= Task objective =
Return every record exactly as written.

= Dataset records =
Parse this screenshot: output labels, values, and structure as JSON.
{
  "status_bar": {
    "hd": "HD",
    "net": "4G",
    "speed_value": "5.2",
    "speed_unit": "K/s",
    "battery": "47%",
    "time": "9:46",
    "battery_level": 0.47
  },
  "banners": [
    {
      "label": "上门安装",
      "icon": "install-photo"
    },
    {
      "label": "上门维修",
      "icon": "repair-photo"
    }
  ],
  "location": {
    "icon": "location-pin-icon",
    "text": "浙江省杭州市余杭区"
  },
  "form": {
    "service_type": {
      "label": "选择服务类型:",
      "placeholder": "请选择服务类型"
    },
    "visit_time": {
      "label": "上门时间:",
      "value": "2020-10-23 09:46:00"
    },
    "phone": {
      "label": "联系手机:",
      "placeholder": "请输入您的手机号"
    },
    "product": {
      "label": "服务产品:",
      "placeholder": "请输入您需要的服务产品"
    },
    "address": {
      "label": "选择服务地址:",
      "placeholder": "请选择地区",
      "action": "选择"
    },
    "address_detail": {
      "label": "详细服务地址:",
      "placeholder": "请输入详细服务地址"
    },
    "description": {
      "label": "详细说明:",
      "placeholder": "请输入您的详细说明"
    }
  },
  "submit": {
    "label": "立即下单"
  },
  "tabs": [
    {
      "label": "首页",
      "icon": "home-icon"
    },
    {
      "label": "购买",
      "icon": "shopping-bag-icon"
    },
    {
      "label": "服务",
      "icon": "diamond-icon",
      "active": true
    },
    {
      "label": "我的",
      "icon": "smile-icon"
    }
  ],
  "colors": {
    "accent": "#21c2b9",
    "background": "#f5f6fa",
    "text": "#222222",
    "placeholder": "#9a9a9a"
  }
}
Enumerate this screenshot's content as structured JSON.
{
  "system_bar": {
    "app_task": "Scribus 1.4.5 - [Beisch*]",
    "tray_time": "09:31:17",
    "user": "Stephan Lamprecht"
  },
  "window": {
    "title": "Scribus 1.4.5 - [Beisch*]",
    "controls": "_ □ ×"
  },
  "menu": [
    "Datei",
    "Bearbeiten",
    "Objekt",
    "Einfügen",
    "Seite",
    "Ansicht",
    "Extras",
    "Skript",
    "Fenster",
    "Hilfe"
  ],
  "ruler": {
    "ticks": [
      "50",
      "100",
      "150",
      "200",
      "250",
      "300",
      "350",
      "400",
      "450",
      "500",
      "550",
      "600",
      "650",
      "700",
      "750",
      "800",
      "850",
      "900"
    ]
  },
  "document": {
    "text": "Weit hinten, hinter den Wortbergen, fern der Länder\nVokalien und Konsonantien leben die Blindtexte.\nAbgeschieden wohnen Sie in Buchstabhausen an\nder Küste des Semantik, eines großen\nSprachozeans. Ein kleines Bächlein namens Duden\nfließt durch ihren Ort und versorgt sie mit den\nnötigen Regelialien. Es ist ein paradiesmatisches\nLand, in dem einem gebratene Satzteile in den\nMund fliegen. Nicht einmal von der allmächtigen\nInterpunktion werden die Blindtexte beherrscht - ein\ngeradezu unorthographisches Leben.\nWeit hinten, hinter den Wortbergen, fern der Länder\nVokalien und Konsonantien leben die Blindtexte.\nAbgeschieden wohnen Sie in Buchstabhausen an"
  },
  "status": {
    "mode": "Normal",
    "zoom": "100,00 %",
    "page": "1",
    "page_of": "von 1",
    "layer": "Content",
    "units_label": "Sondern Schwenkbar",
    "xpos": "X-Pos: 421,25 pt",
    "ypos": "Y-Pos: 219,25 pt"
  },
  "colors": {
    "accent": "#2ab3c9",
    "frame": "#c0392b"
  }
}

= Expected answer =
Parse this screenshot: output labels, values, and structure as JSON.
{
  "status_bar": {
    "hd": "HD",
    "net": "4G",
    "speed_value": "5.2",
    "speed_unit": "K/s",
    "battery": "47%",
    "time": "9:46",
    "battery_level": 0.47
  },
  "banners": [
    {
      "label": "上门安装",
      "icon": "install-photo"
    },
    {
      "label": "上门维修",
      "icon": "repair-photo"
    }
  ],
  "location": {
    "icon": "location-pin-icon",
    "text": "浙江省杭州市余杭区"
  },
  "form": {
    "service_type": {
      "label": "选择服务类型:",
      "placeholder": "请选择服务类型"
    },
    "visit_time": {
      "label": "上门时间:",
      "value": "2020-10-23 09:46:00"
    },
    "phone": {
      "label": "联系手机:",
      "placeholder": "请输入您的手机号"
    },
    "product": {
      "label": "服务产品:",
      "placeholder": "请输入您需要的服务产品"
    },
    "address": {
      "label": "选择服务地址:",
      "placeholder": "请选择地区",
      "action": "选择"
    },
    "address_detail": {
      "label": "详细服务地址:",
      "placeholder": "请输入详细服务地址"
    },
    "description": {
      "label": "详细说明:",
      "placeholder": "请输入您的详细说明"
    }
  },
  "submit": {
    "label": "立即下单"
  },
  "tabs": [
    {
      "label": "首页",
      "icon": "home-icon"
    },
    {
      "label": "购买",
      "icon": "shopping-bag-icon"
    },
    {
      "label": "服务",
      "icon": "diamond-icon",
      "active": true
    },
    {
      "label": "我的",
      "icon": "smile-icon"
    }
  ],
  "colors": {
    "accent": "#21c2b9",
    "background": "#f5f6fa",
    "text": "#222222",
    "placeholder": "#9a9a9a"
  }
}
Enumerate this screenshot's content as structured JSON.
{
  "system_bar": {
    "app_task": "Scribus 1.4.5 - [Beisch*]",
    "tray_time": "09:31:17",
    "user": "Stephan Lamprecht"
  },
  "window": {
    "title": "Scribus 1.4.5 - [Beisch*]",
    "controls": "_ □ ×"
  },
  "menu": [
    "Datei",
    "Bearbeiten",
    "Objekt",
    "Einfügen",
    "Seite",
    "Ansicht",
    "Extras",
    "Skript",
    "Fenster",
    "Hilfe"
  ],
  "ruler": {
    "ticks": [
      "50",
      "100",
      "150",
      "200",
      "250",
      "300",
      "350",
      "400",
      "450",
      "500",
      "550",
      "600",
      "650",
      "700",
      "750",
      "800",
      "850",
      "900"
    ]
  },
  "document": {
    "text": "Weit hinten, hinter den Wortbergen, fern der Länder\nVokalien und Konsonantien leben die Blindtexte.\nAbgeschieden wohnen Sie in Buchstabhausen an\nder Küste des Semantik, eines großen\nSprachozeans. Ein kleines Bächlein namens Duden\nfließt durch ihren Ort und versorgt sie mit den\nnötigen Regelialien. Es ist ein paradiesmatisches\nLand, in dem einem gebratene Satzteile in den\nMund fliegen. Nicht einmal von der allmächtigen\nInterpunktion werden die Blindtexte beherrscht - ein\ngeradezu unorthographisches Leben.\nWeit hinten, hinter den Wortbergen, fern der Länder\nVokalien und Konsonantien leben die Blindtexte.\nAbgeschieden wohnen Sie in Buchstabhausen an"
  },
  "status": {
    "mode": "Normal",
    "zoom": "100,00 %",
    "page": "1",
    "page_of": "von 1",
    "layer": "Content",
    "units_label": "Sondern Schwenkbar",
    "xpos": "X-Pos: 421,25 pt",
    "ypos": "Y-Pos: 219,25 pt"
  },
  "colors": {
    "accent": "#2ab3c9",
    "frame": "#c0392b"
  }
}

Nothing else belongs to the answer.